-- Begin --

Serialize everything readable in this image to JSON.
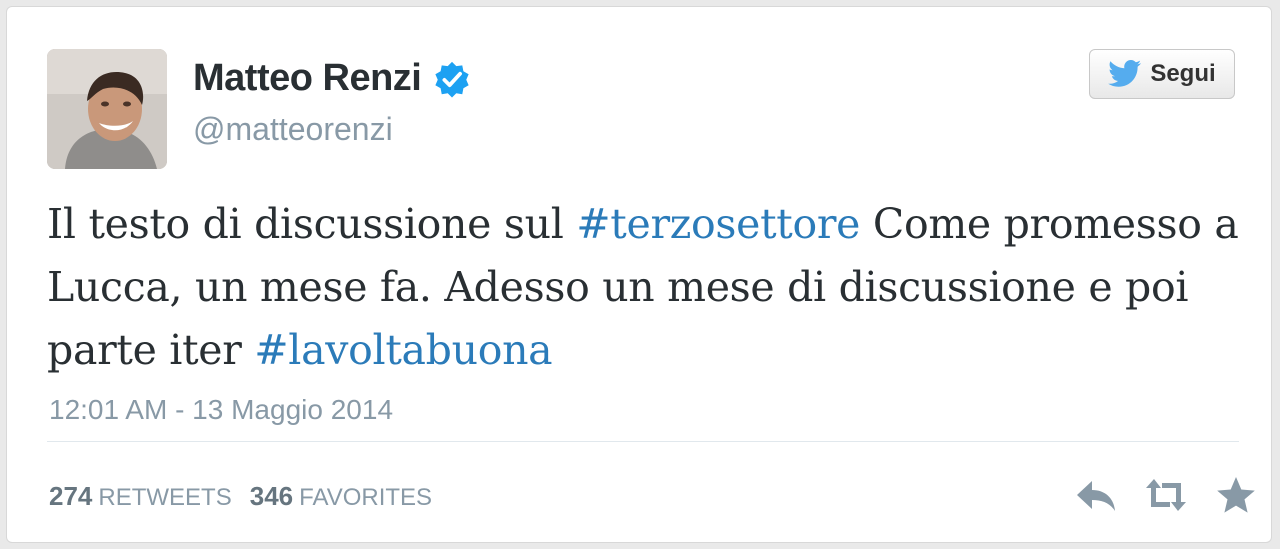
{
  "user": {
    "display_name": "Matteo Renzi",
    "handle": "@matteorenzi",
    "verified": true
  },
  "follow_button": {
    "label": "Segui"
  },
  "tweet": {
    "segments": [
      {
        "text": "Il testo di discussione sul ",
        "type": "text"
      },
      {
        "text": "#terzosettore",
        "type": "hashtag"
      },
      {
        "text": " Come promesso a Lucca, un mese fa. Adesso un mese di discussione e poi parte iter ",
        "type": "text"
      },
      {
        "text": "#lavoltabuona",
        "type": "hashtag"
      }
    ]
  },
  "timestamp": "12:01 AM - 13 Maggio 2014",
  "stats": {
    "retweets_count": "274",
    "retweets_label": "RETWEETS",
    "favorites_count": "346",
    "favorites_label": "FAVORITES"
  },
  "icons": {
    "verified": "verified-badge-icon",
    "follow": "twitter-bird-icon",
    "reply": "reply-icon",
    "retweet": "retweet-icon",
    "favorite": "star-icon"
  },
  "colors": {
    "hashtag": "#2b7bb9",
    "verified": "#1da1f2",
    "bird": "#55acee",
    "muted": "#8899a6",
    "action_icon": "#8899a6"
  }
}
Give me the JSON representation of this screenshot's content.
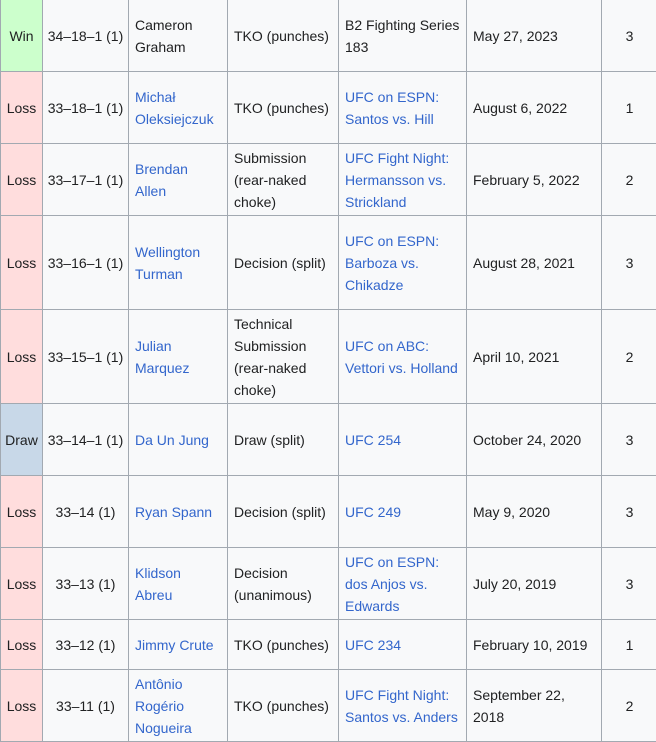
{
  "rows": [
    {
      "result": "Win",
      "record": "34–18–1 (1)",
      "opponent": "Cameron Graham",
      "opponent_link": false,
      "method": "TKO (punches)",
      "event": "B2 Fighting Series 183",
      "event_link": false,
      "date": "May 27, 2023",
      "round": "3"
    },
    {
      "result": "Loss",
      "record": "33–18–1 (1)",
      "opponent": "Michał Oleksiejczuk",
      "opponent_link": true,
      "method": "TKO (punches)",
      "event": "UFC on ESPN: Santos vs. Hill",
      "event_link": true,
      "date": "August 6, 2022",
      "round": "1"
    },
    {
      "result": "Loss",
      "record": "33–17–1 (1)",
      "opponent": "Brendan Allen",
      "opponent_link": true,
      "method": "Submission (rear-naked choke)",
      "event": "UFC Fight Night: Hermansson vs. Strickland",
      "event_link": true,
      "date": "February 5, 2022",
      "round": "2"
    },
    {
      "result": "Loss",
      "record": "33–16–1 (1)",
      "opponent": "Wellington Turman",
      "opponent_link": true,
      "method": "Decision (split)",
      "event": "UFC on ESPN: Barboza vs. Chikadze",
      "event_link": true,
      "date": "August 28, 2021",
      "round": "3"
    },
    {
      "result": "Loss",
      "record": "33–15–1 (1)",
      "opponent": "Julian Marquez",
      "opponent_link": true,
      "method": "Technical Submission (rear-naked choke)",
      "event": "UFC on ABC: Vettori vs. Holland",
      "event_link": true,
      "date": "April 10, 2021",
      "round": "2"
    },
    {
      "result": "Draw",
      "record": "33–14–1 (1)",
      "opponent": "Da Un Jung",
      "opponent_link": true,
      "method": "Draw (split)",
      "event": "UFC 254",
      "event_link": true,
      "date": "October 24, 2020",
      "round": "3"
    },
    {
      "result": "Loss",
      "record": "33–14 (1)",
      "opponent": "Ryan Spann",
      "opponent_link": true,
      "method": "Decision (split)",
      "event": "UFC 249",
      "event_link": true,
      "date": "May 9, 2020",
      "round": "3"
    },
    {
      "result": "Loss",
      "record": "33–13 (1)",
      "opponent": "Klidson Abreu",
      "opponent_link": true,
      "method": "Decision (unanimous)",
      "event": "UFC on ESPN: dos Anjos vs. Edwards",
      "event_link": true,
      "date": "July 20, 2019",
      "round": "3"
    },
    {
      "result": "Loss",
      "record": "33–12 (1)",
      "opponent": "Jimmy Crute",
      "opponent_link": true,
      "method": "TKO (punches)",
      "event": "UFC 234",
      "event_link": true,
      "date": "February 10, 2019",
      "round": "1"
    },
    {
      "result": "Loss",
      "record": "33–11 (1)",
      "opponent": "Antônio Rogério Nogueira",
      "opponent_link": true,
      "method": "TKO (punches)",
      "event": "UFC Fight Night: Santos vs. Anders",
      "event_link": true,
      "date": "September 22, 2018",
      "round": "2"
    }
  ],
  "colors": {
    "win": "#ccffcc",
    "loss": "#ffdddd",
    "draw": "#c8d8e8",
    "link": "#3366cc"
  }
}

-- End --

> Short exercise
Give back only a number, the number of lines where the string "naked" occurs.

> Solution below
2